Write out every line of the records below as a numbered list, skipping any blank lines. Leave the pictures out of your answer.

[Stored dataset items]

--- START ---

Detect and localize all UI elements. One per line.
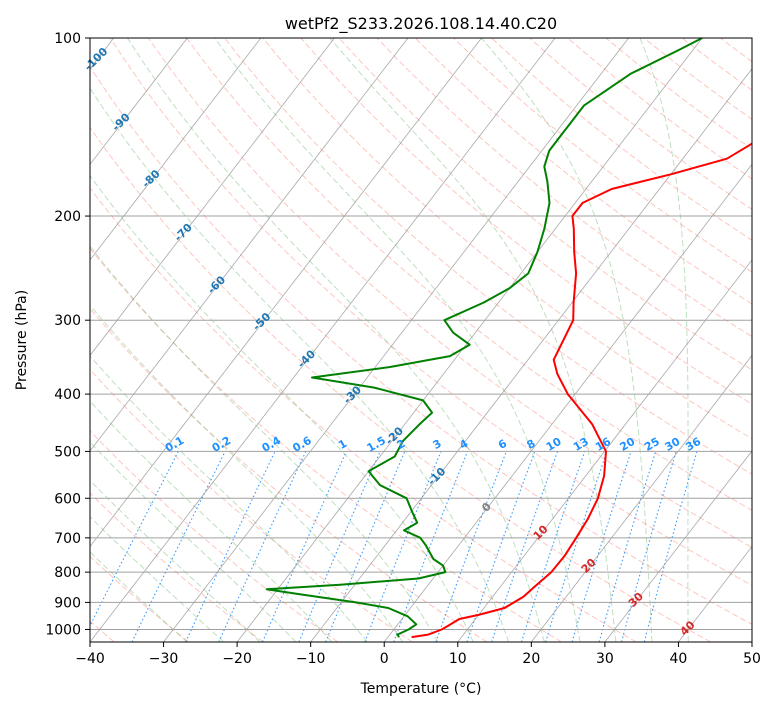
x-tick-label: 40 — [670, 651, 688, 667]
x-tick-label: −20 — [222, 651, 252, 667]
plot-background — [90, 38, 752, 642]
x-tick-label: 10 — [449, 651, 467, 667]
x-tick-label: 20 — [522, 651, 540, 667]
y-axis-label: Pressure (hPa) — [14, 290, 30, 390]
x-tick-label: 30 — [596, 651, 614, 667]
y-tick-label: 200 — [54, 209, 81, 225]
y-tick-label: 500 — [54, 444, 81, 460]
chart-title: wetPf2_S233.2026.108.14.40.C20 — [285, 14, 557, 34]
y-tick-label: 800 — [54, 565, 81, 581]
y-tick-label: 700 — [54, 531, 81, 547]
y-tick-label: 100 — [54, 31, 81, 47]
y-tick-label: 1000 — [45, 622, 81, 638]
y-tick-label: 300 — [54, 313, 81, 329]
y-tick-label: 600 — [54, 491, 81, 507]
x-axis-label: Temperature (°C) — [360, 681, 482, 697]
x-tick-label: −40 — [75, 651, 105, 667]
x-tick-label: 0 — [380, 651, 389, 667]
y-tick-label: 900 — [54, 595, 81, 611]
x-tick-label: −10 — [296, 651, 326, 667]
y-tick-label: 400 — [54, 387, 81, 403]
x-tick-label: −30 — [149, 651, 179, 667]
x-tick-label: 50 — [743, 651, 761, 667]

--- END ---

Solution to this task ::
1. Detect and localize all UI elements. One per line.
2. x-tick-label: 40 — [670, 651, 688, 667]
3. x-tick-label: −20 — [222, 651, 252, 667]
4. plot-background — [90, 38, 752, 642]
5. x-tick-label: 10 — [449, 651, 467, 667]
6. x-tick-label: 20 — [522, 651, 540, 667]
7. y-axis-label: Pressure (hPa) — [14, 290, 30, 390]
8. x-tick-label: 30 — [596, 651, 614, 667]
9. y-tick-label: 200 — [54, 209, 81, 225]
10. y-tick-label: 500 — [54, 444, 81, 460]
11. chart-title: wetPf2_S233.2026.108.14.40.C20 — [285, 14, 557, 34]
12. y-tick-label: 800 — [54, 565, 81, 581]
13. y-tick-label: 700 — [54, 531, 81, 547]
14. y-tick-label: 100 — [54, 31, 81, 47]
15. y-tick-label: 1000 — [45, 622, 81, 638]
16. y-tick-label: 300 — [54, 313, 81, 329]
17. y-tick-label: 600 — [54, 491, 81, 507]
18. x-axis-label: Temperature (°C) — [360, 681, 482, 697]
19. x-tick-label: −40 — [75, 651, 105, 667]
20. x-tick-label: 0 — [380, 651, 389, 667]
21. y-tick-label: 900 — [54, 595, 81, 611]
22. x-tick-label: −10 — [296, 651, 326, 667]
23. y-tick-label: 400 — [54, 387, 81, 403]
24. x-tick-label: −30 — [149, 651, 179, 667]
25. x-tick-label: 50 — [743, 651, 761, 667]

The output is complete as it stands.